>> Start Data listing

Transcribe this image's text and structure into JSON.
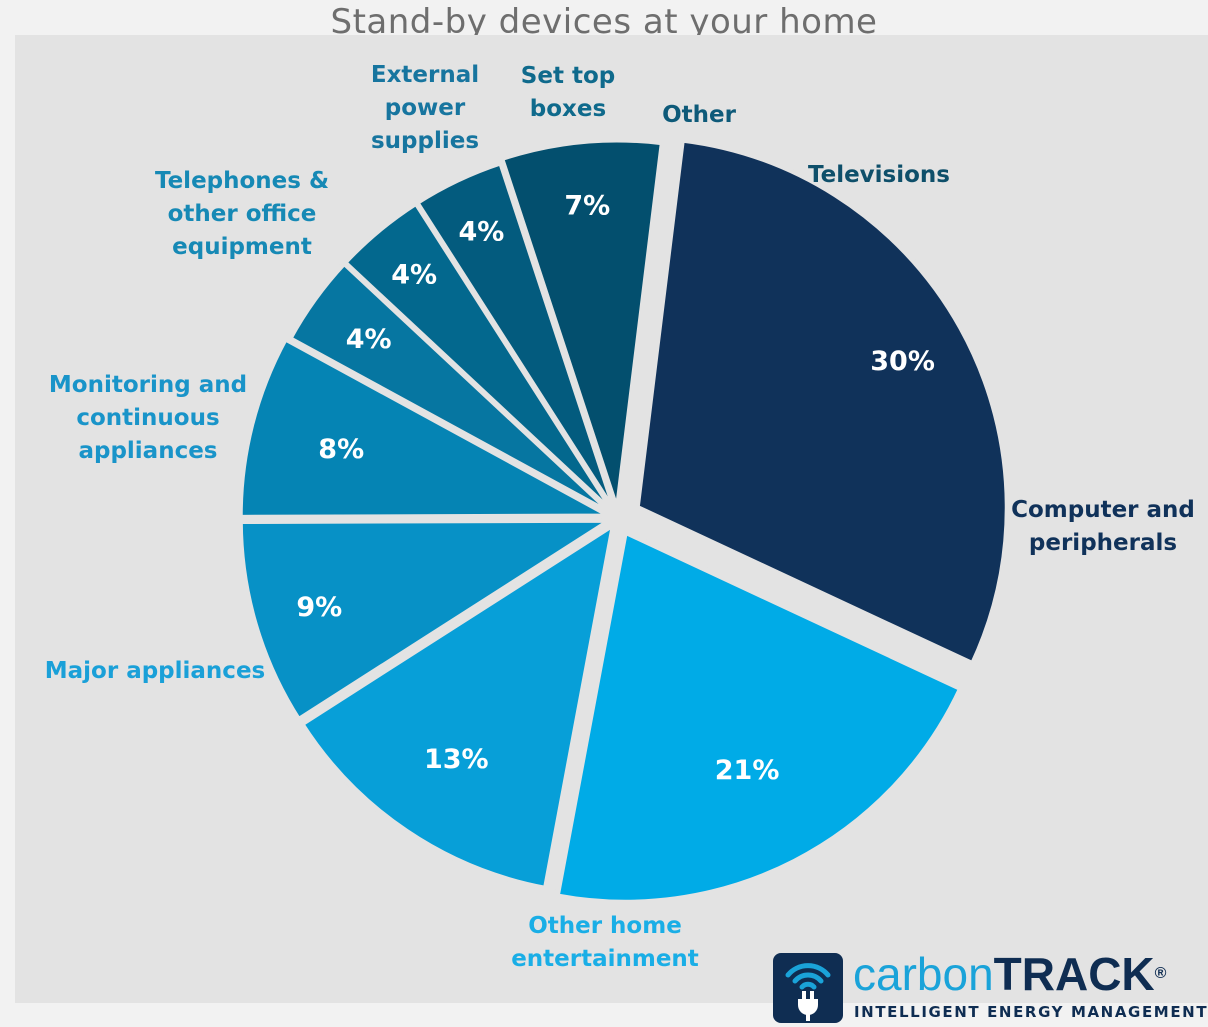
{
  "title": "Stand-by devices at your home",
  "chart_data": {
    "type": "pie",
    "title": "Stand-by devices at your home",
    "slices": [
      {
        "label": [
          "Computer and",
          "peripherals"
        ],
        "value": 30,
        "value_label": "30%",
        "color": "#10325a",
        "label_color": "#10325a"
      },
      {
        "label": [
          "Other home",
          "entertainment"
        ],
        "value": 21,
        "value_label": "21%",
        "color": "#00abe7",
        "label_color": "#1aaee6"
      },
      {
        "label": [
          "Major appliances"
        ],
        "value": 13,
        "value_label": "13%",
        "color": "#079fd8",
        "label_color": "#1aa0d8"
      },
      {
        "label": [
          "Monitoring and",
          "continuous",
          "appliances"
        ],
        "value": 9,
        "value_label": "9%",
        "color": "#0791c6",
        "label_color": "#1994c9"
      },
      {
        "label": [
          "Telephones &",
          "other office",
          "equipment"
        ],
        "value": 8,
        "value_label": "8%",
        "color": "#0584b4",
        "label_color": "#1689b5"
      },
      {
        "label": [
          "External",
          "power",
          "supplies"
        ],
        "value": 4,
        "value_label": "4%",
        "color": "#0676a1",
        "label_color": "#17759f"
      },
      {
        "label": [
          "Set top",
          "boxes"
        ],
        "value": 4,
        "value_label": "4%",
        "color": "#03688e",
        "label_color": "#0f6a8c"
      },
      {
        "label": [
          "Other"
        ],
        "value": 4,
        "value_label": "4%",
        "color": "#035b7e",
        "label_color": "#0e5a79"
      },
      {
        "label": [
          "Televisions"
        ],
        "value": 7,
        "value_label": "7%",
        "color": "#034f6e",
        "label_color": "#0e4f6a"
      }
    ]
  },
  "logo": {
    "word_light": "carbon",
    "word_bold": "TRACK",
    "registered": "®",
    "tagline": "INTELLIGENT ENERGY MANAGEMENT"
  }
}
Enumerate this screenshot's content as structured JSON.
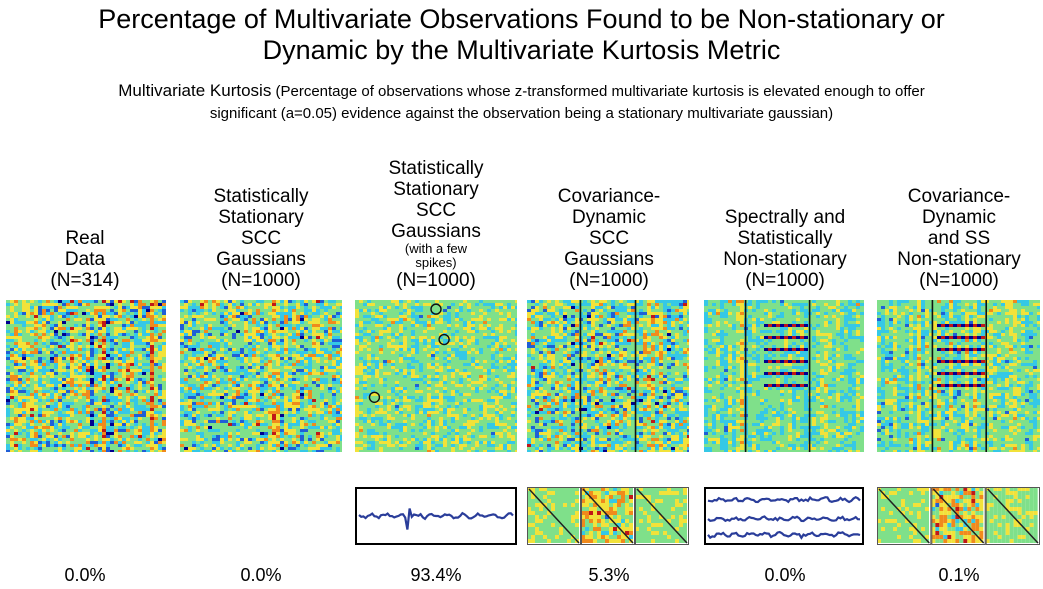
{
  "header": {
    "title_line1": "Percentage of Multivariate Observations Found to be Non-stationary or",
    "title_line2": "Dynamic by the Multivariate Kurtosis Metric",
    "subtitle_lead": "Multivariate Kurtosis",
    "subtitle_rest": " (Percentage of observations whose z-transformed multivariate kurtosis is elevated enough to offer",
    "subtitle_line2": "significant (a=0.05) evidence against the observation being a stationary multivariate gaussian)"
  },
  "columns": [
    {
      "lines": [
        "Real",
        "Data",
        "(N=314)"
      ],
      "small": [],
      "tail": [],
      "percent": "0.0%",
      "strip": "none"
    },
    {
      "lines": [
        "Statistically",
        "Stationary",
        "SCC",
        "Gaussians",
        "(N=1000)"
      ],
      "small": [],
      "tail": [],
      "percent": "0.0%",
      "strip": "none"
    },
    {
      "lines": [
        "Statistically",
        "Stationary",
        "SCC",
        "Gaussians"
      ],
      "small": [
        "(with a few",
        "spikes)"
      ],
      "tail": [
        "(N=1000)"
      ],
      "percent": "93.4%",
      "strip": "signal"
    },
    {
      "lines": [
        "Covariance-",
        "Dynamic",
        "SCC",
        "Gaussians",
        "(N=1000)"
      ],
      "small": [],
      "tail": [],
      "percent": "5.3%",
      "strip": "matrix"
    },
    {
      "lines": [
        "Spectrally and",
        "Statistically",
        "Non-stationary",
        "(N=1000)"
      ],
      "small": [],
      "tail": [],
      "percent": "0.0%",
      "strip": "signals3"
    },
    {
      "lines": [
        "Covariance-",
        "Dynamic",
        "and SS",
        "Non-stationary",
        "(N=1000)"
      ],
      "small": [],
      "tail": [],
      "percent": "0.1%",
      "strip": "matrix"
    }
  ],
  "palette": {
    "blue_dark": "#00008f",
    "blue": "#1f5fd6",
    "cyan": "#35c8e6",
    "green": "#7fe08a",
    "yellow": "#f2e23a",
    "orange": "#f08a1c",
    "red": "#c01818",
    "line": "#2a3d9a"
  }
}
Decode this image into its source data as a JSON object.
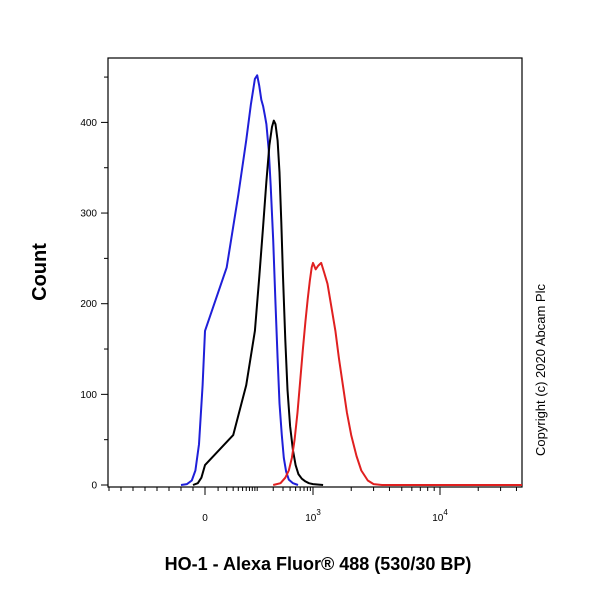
{
  "chart_data": {
    "type": "line",
    "title": "",
    "xlabel": "HO-1 - Alexa Fluor® 488 (530/30 BP)",
    "ylabel": "Count",
    "x_scale": "biexponential",
    "x_axis_labels": [
      {
        "base": "0",
        "exp": "",
        "value": 0
      },
      {
        "base": "10",
        "exp": "3",
        "value": 1000
      },
      {
        "base": "10",
        "exp": "4",
        "value": 10000
      }
    ],
    "ylim": [
      0,
      450
    ],
    "y_ticks": [
      0,
      100,
      200,
      300,
      400
    ],
    "grid": false,
    "legend": "none",
    "copyright": "Copyright (c) 2020 Abcam Plc",
    "series": [
      {
        "color": "#1f1fd9",
        "points": [
          [
            -200,
            0
          ],
          [
            -150,
            1
          ],
          [
            -110,
            5
          ],
          [
            -80,
            16
          ],
          [
            -50,
            45
          ],
          [
            -20,
            110
          ],
          [
            0,
            170
          ],
          [
            20,
            240
          ],
          [
            40,
            320
          ],
          [
            60,
            380
          ],
          [
            75,
            420
          ],
          [
            90,
            448
          ],
          [
            100,
            452
          ],
          [
            110,
            440
          ],
          [
            120,
            425
          ],
          [
            130,
            418
          ],
          [
            140,
            408
          ],
          [
            150,
            398
          ],
          [
            165,
            370
          ],
          [
            180,
            330
          ],
          [
            200,
            270
          ],
          [
            220,
            200
          ],
          [
            240,
            140
          ],
          [
            260,
            90
          ],
          [
            285,
            55
          ],
          [
            310,
            30
          ],
          [
            340,
            15
          ],
          [
            380,
            6
          ],
          [
            450,
            2
          ],
          [
            550,
            0
          ]
        ]
      },
      {
        "color": "#000000",
        "points": [
          [
            -100,
            0
          ],
          [
            -60,
            2
          ],
          [
            -30,
            8
          ],
          [
            0,
            22
          ],
          [
            30,
            55
          ],
          [
            60,
            110
          ],
          [
            90,
            170
          ],
          [
            110,
            230
          ],
          [
            130,
            285
          ],
          [
            150,
            335
          ],
          [
            170,
            375
          ],
          [
            190,
            395
          ],
          [
            205,
            402
          ],
          [
            220,
            398
          ],
          [
            240,
            380
          ],
          [
            260,
            345
          ],
          [
            280,
            290
          ],
          [
            300,
            230
          ],
          [
            330,
            160
          ],
          [
            360,
            105
          ],
          [
            400,
            65
          ],
          [
            450,
            38
          ],
          [
            500,
            22
          ],
          [
            560,
            12
          ],
          [
            640,
            7
          ],
          [
            740,
            4
          ],
          [
            850,
            2
          ],
          [
            1000,
            1
          ],
          [
            1200,
            0
          ]
        ]
      },
      {
        "color": "#e02020",
        "points": [
          [
            200,
            0
          ],
          [
            270,
            2
          ],
          [
            330,
            8
          ],
          [
            380,
            16
          ],
          [
            430,
            30
          ],
          [
            480,
            50
          ],
          [
            540,
            80
          ],
          [
            600,
            115
          ],
          [
            670,
            150
          ],
          [
            740,
            180
          ],
          [
            810,
            205
          ],
          [
            880,
            225
          ],
          [
            950,
            240
          ],
          [
            1000,
            245
          ],
          [
            1050,
            238
          ],
          [
            1100,
            242
          ],
          [
            1160,
            245
          ],
          [
            1220,
            235
          ],
          [
            1300,
            222
          ],
          [
            1400,
            195
          ],
          [
            1500,
            170
          ],
          [
            1600,
            140
          ],
          [
            1720,
            110
          ],
          [
            1850,
            80
          ],
          [
            2000,
            55
          ],
          [
            2200,
            32
          ],
          [
            2400,
            16
          ],
          [
            2700,
            5
          ],
          [
            3000,
            1
          ],
          [
            3500,
            0
          ],
          [
            50000,
            0
          ]
        ]
      }
    ]
  }
}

>> End Data listing

**Description of the task:**
Retype all entries exactly as they appear, dropping the images.

**Exercise result:**
Transcribe this image's text and structure into JSON.
{
  "title": "Stand-by devices at your home",
  "chart_data": {
    "type": "pie",
    "title": "Stand-by devices at your home",
    "slices": [
      {
        "label": [
          "Computer and",
          "peripherals"
        ],
        "value": 30,
        "value_label": "30%",
        "color": "#10325a",
        "label_color": "#10325a"
      },
      {
        "label": [
          "Other home",
          "entertainment"
        ],
        "value": 21,
        "value_label": "21%",
        "color": "#00abe7",
        "label_color": "#1aaee6"
      },
      {
        "label": [
          "Major appliances"
        ],
        "value": 13,
        "value_label": "13%",
        "color": "#079fd8",
        "label_color": "#1aa0d8"
      },
      {
        "label": [
          "Monitoring and",
          "continuous",
          "appliances"
        ],
        "value": 9,
        "value_label": "9%",
        "color": "#0791c6",
        "label_color": "#1994c9"
      },
      {
        "label": [
          "Telephones &",
          "other office",
          "equipment"
        ],
        "value": 8,
        "value_label": "8%",
        "color": "#0584b4",
        "label_color": "#1689b5"
      },
      {
        "label": [
          "External",
          "power",
          "supplies"
        ],
        "value": 4,
        "value_label": "4%",
        "color": "#0676a1",
        "label_color": "#17759f"
      },
      {
        "label": [
          "Set top",
          "boxes"
        ],
        "value": 4,
        "value_label": "4%",
        "color": "#03688e",
        "label_color": "#0f6a8c"
      },
      {
        "label": [
          "Other"
        ],
        "value": 4,
        "value_label": "4%",
        "color": "#035b7e",
        "label_color": "#0e5a79"
      },
      {
        "label": [
          "Televisions"
        ],
        "value": 7,
        "value_label": "7%",
        "color": "#034f6e",
        "label_color": "#0e4f6a"
      }
    ]
  },
  "logo": {
    "word_light": "carbon",
    "word_bold": "TRACK",
    "registered": "®",
    "tagline": "INTELLIGENT ENERGY MANAGEMENT"
  }
}
Enumerate this screenshot's content as structured JSON.
{
  "header": {
    "title_line1": "Percentage of Multivariate Observations Found to be Non-stationary or",
    "title_line2": "Dynamic by the Multivariate Kurtosis Metric",
    "subtitle_lead": "Multivariate Kurtosis",
    "subtitle_rest": " (Percentage of observations whose z-transformed multivariate kurtosis is elevated enough to offer",
    "subtitle_line2": "significant (a=0.05) evidence against the observation being a stationary multivariate gaussian)"
  },
  "columns": [
    {
      "lines": [
        "Real",
        "Data",
        "(N=314)"
      ],
      "small": [],
      "tail": [],
      "percent": "0.0%",
      "strip": "none"
    },
    {
      "lines": [
        "Statistically",
        "Stationary",
        "SCC",
        "Gaussians",
        "(N=1000)"
      ],
      "small": [],
      "tail": [],
      "percent": "0.0%",
      "strip": "none"
    },
    {
      "lines": [
        "Statistically",
        "Stationary",
        "SCC",
        "Gaussians"
      ],
      "small": [
        "(with a few",
        "spikes)"
      ],
      "tail": [
        "(N=1000)"
      ],
      "percent": "93.4%",
      "strip": "signal"
    },
    {
      "lines": [
        "Covariance-",
        "Dynamic",
        "SCC",
        "Gaussians",
        "(N=1000)"
      ],
      "small": [],
      "tail": [],
      "percent": "5.3%",
      "strip": "matrix"
    },
    {
      "lines": [
        "Spectrally and",
        "Statistically",
        "Non-stationary",
        "(N=1000)"
      ],
      "small": [],
      "tail": [],
      "percent": "0.0%",
      "strip": "signals3"
    },
    {
      "lines": [
        "Covariance-",
        "Dynamic",
        "and SS",
        "Non-stationary",
        "(N=1000)"
      ],
      "small": [],
      "tail": [],
      "percent": "0.1%",
      "strip": "matrix"
    }
  ],
  "palette": {
    "blue_dark": "#00008f",
    "blue": "#1f5fd6",
    "cyan": "#35c8e6",
    "green": "#7fe08a",
    "yellow": "#f2e23a",
    "orange": "#f08a1c",
    "red": "#c01818",
    "line": "#2a3d9a"
  }
}
Decode this image into its source data as a JSON object.
{
  "chart_data": {
    "type": "line",
    "title": "",
    "xlabel": "HO-1 - Alexa Fluor® 488 (530/30 BP)",
    "ylabel": "Count",
    "x_scale": "biexponential",
    "x_axis_labels": [
      {
        "base": "0",
        "exp": "",
        "value": 0
      },
      {
        "base": "10",
        "exp": "3",
        "value": 1000
      },
      {
        "base": "10",
        "exp": "4",
        "value": 10000
      }
    ],
    "ylim": [
      0,
      450
    ],
    "y_ticks": [
      0,
      100,
      200,
      300,
      400
    ],
    "grid": false,
    "legend": "none",
    "copyright": "Copyright (c) 2020 Abcam Plc",
    "series": [
      {
        "color": "#1f1fd9",
        "points": [
          [
            -200,
            0
          ],
          [
            -150,
            1
          ],
          [
            -110,
            5
          ],
          [
            -80,
            16
          ],
          [
            -50,
            45
          ],
          [
            -20,
            110
          ],
          [
            0,
            170
          ],
          [
            20,
            240
          ],
          [
            40,
            320
          ],
          [
            60,
            380
          ],
          [
            75,
            420
          ],
          [
            90,
            448
          ],
          [
            100,
            452
          ],
          [
            110,
            440
          ],
          [
            120,
            425
          ],
          [
            130,
            418
          ],
          [
            140,
            408
          ],
          [
            150,
            398
          ],
          [
            165,
            370
          ],
          [
            180,
            330
          ],
          [
            200,
            270
          ],
          [
            220,
            200
          ],
          [
            240,
            140
          ],
          [
            260,
            90
          ],
          [
            285,
            55
          ],
          [
            310,
            30
          ],
          [
            340,
            15
          ],
          [
            380,
            6
          ],
          [
            450,
            2
          ],
          [
            550,
            0
          ]
        ]
      },
      {
        "color": "#000000",
        "points": [
          [
            -100,
            0
          ],
          [
            -60,
            2
          ],
          [
            -30,
            8
          ],
          [
            0,
            22
          ],
          [
            30,
            55
          ],
          [
            60,
            110
          ],
          [
            90,
            170
          ],
          [
            110,
            230
          ],
          [
            130,
            285
          ],
          [
            150,
            335
          ],
          [
            170,
            375
          ],
          [
            190,
            395
          ],
          [
            205,
            402
          ],
          [
            220,
            398
          ],
          [
            240,
            380
          ],
          [
            260,
            345
          ],
          [
            280,
            290
          ],
          [
            300,
            230
          ],
          [
            330,
            160
          ],
          [
            360,
            105
          ],
          [
            400,
            65
          ],
          [
            450,
            38
          ],
          [
            500,
            22
          ],
          [
            560,
            12
          ],
          [
            640,
            7
          ],
          [
            740,
            4
          ],
          [
            850,
            2
          ],
          [
            1000,
            1
          ],
          [
            1200,
            0
          ]
        ]
      },
      {
        "color": "#e02020",
        "points": [
          [
            200,
            0
          ],
          [
            270,
            2
          ],
          [
            330,
            8
          ],
          [
            380,
            16
          ],
          [
            430,
            30
          ],
          [
            480,
            50
          ],
          [
            540,
            80
          ],
          [
            600,
            115
          ],
          [
            670,
            150
          ],
          [
            740,
            180
          ],
          [
            810,
            205
          ],
          [
            880,
            225
          ],
          [
            950,
            240
          ],
          [
            1000,
            245
          ],
          [
            1050,
            238
          ],
          [
            1100,
            242
          ],
          [
            1160,
            245
          ],
          [
            1220,
            235
          ],
          [
            1300,
            222
          ],
          [
            1400,
            195
          ],
          [
            1500,
            170
          ],
          [
            1600,
            140
          ],
          [
            1720,
            110
          ],
          [
            1850,
            80
          ],
          [
            2000,
            55
          ],
          [
            2200,
            32
          ],
          [
            2400,
            16
          ],
          [
            2700,
            5
          ],
          [
            3000,
            1
          ],
          [
            3500,
            0
          ],
          [
            50000,
            0
          ]
        ]
      }
    ]
  }
}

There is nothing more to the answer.